Work to complete: Filter these entries, keeping only lines that hold the word "data".

↓↓↓

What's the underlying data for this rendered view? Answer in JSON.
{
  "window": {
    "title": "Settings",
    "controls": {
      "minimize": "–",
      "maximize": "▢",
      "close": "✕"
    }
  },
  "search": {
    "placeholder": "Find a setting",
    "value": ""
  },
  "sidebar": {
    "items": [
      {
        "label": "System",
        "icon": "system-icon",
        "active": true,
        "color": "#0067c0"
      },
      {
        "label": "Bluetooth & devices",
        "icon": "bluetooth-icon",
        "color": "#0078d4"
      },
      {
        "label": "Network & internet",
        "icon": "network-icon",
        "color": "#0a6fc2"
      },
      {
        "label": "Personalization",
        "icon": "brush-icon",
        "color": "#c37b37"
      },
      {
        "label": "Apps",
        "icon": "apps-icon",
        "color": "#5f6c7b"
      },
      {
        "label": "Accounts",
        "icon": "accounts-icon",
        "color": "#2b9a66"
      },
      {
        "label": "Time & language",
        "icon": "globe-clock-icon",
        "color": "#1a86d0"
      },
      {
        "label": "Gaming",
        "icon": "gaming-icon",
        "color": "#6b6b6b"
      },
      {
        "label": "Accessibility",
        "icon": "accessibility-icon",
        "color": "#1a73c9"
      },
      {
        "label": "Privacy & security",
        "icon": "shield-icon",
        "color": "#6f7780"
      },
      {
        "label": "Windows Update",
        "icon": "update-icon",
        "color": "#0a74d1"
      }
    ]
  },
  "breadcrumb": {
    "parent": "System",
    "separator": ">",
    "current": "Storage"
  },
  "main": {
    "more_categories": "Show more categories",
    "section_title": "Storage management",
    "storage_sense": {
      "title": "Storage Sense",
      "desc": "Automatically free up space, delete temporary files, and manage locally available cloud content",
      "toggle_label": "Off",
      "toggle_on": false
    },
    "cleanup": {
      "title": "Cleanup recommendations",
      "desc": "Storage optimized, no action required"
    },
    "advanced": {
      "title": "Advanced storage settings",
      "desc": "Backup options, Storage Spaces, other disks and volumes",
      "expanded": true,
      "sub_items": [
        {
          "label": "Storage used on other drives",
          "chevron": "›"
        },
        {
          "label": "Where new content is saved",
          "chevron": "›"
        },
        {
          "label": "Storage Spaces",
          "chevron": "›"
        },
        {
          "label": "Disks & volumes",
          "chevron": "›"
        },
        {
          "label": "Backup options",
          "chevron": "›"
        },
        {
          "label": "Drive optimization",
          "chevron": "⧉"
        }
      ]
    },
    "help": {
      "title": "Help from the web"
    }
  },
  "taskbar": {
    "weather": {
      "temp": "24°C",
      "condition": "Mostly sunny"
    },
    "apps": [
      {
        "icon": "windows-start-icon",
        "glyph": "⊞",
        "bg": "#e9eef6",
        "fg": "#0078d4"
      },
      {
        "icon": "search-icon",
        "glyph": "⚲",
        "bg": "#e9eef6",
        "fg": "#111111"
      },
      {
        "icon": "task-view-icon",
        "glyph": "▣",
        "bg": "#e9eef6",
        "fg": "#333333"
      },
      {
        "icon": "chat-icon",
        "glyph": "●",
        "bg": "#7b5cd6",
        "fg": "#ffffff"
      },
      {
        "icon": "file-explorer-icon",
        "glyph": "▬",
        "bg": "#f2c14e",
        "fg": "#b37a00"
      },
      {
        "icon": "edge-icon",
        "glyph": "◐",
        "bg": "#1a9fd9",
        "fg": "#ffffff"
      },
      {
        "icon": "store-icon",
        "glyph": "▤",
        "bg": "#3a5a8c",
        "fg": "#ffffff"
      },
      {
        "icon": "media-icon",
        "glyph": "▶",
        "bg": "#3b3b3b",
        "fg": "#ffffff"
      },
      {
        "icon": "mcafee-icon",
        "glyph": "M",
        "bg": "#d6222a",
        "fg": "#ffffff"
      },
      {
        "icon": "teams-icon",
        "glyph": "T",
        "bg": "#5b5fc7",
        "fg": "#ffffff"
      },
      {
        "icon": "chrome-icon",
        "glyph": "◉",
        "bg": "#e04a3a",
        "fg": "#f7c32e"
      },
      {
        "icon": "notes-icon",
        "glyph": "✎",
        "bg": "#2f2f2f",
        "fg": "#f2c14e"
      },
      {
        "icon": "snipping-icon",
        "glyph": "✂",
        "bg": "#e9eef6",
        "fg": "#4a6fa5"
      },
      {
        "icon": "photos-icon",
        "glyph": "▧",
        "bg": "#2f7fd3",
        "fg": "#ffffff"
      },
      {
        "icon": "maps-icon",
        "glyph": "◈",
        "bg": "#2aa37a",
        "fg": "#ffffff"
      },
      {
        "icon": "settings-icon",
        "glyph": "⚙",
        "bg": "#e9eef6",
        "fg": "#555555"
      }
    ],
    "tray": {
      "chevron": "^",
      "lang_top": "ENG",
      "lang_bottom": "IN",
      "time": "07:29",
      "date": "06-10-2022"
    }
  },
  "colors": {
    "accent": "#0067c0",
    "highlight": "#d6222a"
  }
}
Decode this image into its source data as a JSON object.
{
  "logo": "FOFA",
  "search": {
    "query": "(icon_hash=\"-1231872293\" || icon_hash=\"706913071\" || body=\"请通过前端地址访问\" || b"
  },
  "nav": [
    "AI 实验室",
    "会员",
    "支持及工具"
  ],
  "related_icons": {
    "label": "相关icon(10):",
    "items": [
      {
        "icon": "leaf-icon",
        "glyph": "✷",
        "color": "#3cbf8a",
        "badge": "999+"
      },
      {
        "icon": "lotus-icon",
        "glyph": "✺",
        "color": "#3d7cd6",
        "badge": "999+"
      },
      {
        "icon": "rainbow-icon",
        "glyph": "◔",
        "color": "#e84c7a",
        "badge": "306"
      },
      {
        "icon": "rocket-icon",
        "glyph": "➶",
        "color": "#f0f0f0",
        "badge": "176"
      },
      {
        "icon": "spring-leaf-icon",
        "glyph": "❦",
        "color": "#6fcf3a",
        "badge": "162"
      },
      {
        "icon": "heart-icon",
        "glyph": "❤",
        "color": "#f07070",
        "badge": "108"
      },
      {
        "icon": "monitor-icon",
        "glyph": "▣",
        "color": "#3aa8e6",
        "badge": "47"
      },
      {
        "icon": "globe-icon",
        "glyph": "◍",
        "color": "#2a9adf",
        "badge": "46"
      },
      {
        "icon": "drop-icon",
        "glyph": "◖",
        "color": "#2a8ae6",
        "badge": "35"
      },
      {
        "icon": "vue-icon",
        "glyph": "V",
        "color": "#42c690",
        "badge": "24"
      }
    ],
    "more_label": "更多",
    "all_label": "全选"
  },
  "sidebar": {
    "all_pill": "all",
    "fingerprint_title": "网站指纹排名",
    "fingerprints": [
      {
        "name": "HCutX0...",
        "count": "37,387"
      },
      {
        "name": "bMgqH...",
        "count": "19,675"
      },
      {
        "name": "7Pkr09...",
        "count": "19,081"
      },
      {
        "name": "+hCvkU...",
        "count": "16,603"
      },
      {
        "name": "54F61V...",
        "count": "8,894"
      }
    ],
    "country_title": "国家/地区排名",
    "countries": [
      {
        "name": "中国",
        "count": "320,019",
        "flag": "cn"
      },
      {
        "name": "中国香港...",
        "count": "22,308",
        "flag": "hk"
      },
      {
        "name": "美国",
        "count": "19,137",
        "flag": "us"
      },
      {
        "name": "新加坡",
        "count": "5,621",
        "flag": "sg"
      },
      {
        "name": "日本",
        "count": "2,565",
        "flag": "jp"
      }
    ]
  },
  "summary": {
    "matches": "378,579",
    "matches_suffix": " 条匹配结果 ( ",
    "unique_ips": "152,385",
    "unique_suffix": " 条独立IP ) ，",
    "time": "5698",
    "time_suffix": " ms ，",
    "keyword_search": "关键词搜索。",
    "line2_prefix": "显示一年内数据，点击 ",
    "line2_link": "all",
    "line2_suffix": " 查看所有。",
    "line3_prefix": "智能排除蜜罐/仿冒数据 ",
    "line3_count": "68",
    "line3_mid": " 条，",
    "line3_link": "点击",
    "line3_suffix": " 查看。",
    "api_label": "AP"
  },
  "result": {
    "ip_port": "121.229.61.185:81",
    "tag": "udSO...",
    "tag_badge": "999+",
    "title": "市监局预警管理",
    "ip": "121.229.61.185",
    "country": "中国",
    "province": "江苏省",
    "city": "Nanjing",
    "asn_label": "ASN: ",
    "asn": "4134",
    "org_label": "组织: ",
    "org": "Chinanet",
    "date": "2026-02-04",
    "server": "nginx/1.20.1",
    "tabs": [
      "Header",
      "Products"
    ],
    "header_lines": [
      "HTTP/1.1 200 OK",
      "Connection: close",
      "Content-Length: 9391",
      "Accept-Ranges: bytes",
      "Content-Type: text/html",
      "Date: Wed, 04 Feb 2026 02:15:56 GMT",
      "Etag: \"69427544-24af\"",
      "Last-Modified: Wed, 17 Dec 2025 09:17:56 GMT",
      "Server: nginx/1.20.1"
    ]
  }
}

↑↑↑

Solution to this task:
What's the underlying data for this rendered view? Answer in JSON.
Decode this image into its source data as a JSON object.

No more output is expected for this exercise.